**What to produce**
Lines containing the word "Denis" are to be located and copied.

**The records**
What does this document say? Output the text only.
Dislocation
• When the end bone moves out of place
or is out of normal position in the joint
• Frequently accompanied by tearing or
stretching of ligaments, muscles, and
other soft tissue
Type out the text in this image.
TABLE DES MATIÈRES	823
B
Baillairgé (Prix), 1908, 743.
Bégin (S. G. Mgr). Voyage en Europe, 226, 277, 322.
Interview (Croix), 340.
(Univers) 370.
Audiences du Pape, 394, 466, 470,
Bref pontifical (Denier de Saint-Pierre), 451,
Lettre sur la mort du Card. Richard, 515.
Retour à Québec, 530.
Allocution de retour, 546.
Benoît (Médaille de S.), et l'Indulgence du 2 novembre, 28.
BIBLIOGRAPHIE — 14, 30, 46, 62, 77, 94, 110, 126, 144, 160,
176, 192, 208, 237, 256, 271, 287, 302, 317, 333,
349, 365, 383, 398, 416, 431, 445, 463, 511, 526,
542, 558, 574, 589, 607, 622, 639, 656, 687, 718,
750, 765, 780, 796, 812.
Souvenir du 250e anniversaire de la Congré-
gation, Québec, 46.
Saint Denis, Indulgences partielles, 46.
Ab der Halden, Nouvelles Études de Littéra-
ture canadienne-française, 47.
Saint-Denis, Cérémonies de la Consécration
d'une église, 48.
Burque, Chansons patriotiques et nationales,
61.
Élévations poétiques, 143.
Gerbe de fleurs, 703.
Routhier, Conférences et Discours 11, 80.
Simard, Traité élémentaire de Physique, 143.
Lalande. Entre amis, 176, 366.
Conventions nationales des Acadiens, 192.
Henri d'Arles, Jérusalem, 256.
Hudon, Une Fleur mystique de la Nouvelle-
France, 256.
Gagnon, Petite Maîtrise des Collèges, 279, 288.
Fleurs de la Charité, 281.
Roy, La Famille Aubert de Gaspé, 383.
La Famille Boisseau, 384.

**Solved exercise**
Saint Denis, Indulgences partielles, 46.
Saint-Denis, Cérémonies de la Consécration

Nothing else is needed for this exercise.